→ **DIRECTIONS FOR THIS TASK**: Copy the lines holding the word "summary", all of them.
::: EXCERPTED RECORDS
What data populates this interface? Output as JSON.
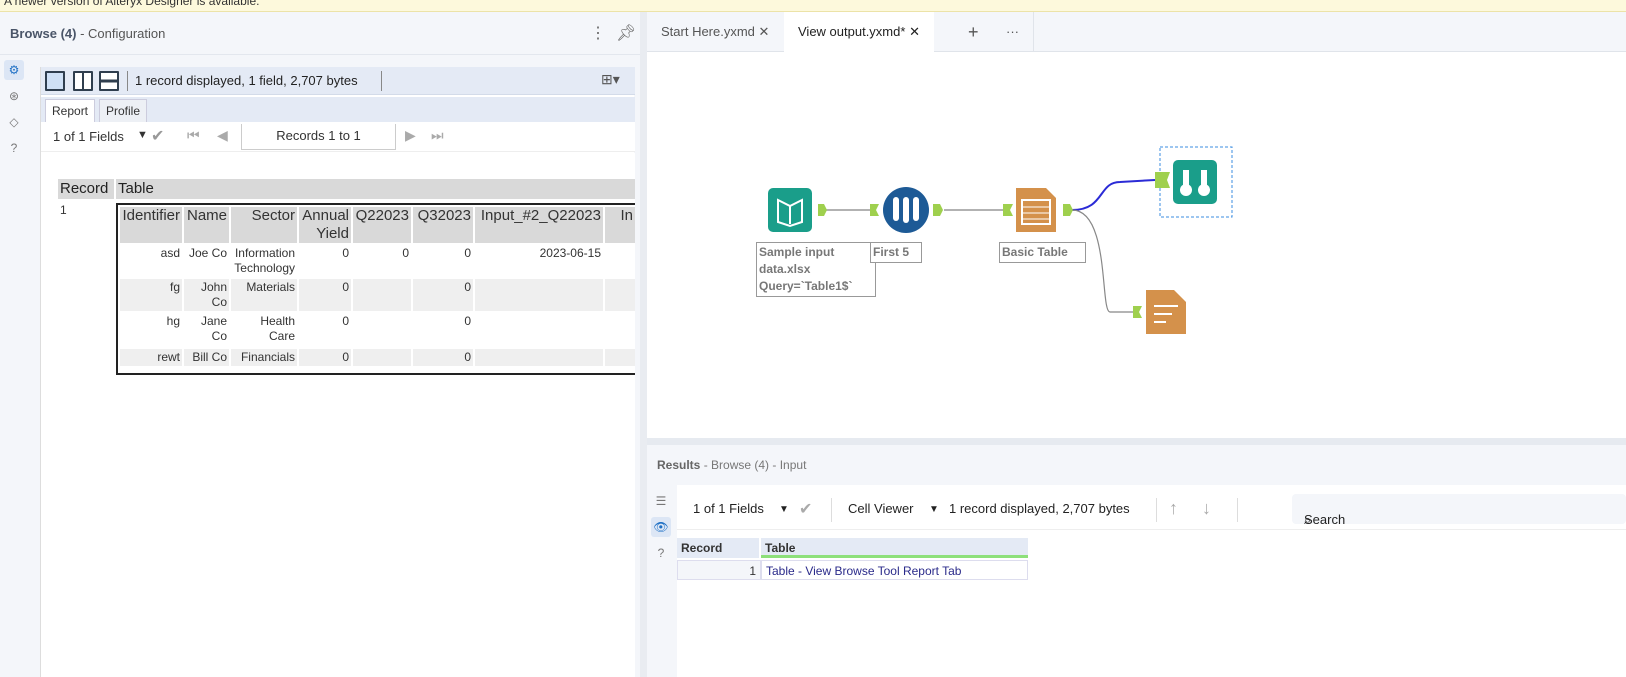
{
  "banner": {
    "text": "A newer version of Alteryx Designer is available."
  },
  "left_panel": {
    "title": "Browse (4)",
    "subtitle": "- Configuration",
    "summary": "1 record displayed, 1 field, 2,707 bytes",
    "tabs": [
      "Report",
      "Profile"
    ],
    "fields_select": "1 of 1 Fields",
    "records_label": "Records 1 to 1",
    "report": {
      "headers": [
        "Record",
        "Table"
      ],
      "record_num": "1",
      "table_columns": [
        "Identifier",
        "Name",
        "Sector",
        "Annual Yield",
        "Q22023",
        "Q32023",
        "Input_#2_Q22023",
        "In"
      ],
      "rows": [
        [
          "asd",
          "Joe Co",
          "Information Technology",
          "0",
          "0",
          "0",
          "2023-06-15",
          ""
        ],
        [
          "fg",
          "John Co",
          "Materials",
          "0",
          "",
          "0",
          "",
          ""
        ],
        [
          "hg",
          "Jane Co",
          "Health Care",
          "0",
          "",
          "0",
          "",
          ""
        ],
        [
          "rewt",
          "Bill Co",
          "Financials",
          "0",
          "",
          "0",
          "",
          ""
        ]
      ]
    }
  },
  "workflow_tabs": [
    {
      "label": "Start Here.yxmd",
      "active": false
    },
    {
      "label": "View output.yxmd*",
      "active": true
    }
  ],
  "nodes": {
    "input": [
      "Sample input",
      "data.xlsx",
      "Query=`Table1$`"
    ],
    "sample": "First 5",
    "table": "Basic Table"
  },
  "colors": {
    "input": "#1a9e8a",
    "sample": "#1d5a96",
    "reporting": "#d4914b",
    "connector": "#9fd04e",
    "selected_wire": "#2b2bd6"
  },
  "results": {
    "title": "Results",
    "subtitle": "- Browse (4) - Input",
    "fields_select": "1 of 1 Fields",
    "viewer": "Cell Viewer",
    "summary": "1 record displayed, 2,707 bytes",
    "search_placeholder": "Search",
    "columns": [
      "Record",
      "Table"
    ],
    "rows": [
      [
        "1",
        "Table - View Browse Tool Report Tab"
      ]
    ]
  }
}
::::::
→ **TASK RESPONSE**:
    "summary": "1 record displayed, 1 field, 2,707 bytes",
    "summary": "1 record displayed, 2,707 bytes",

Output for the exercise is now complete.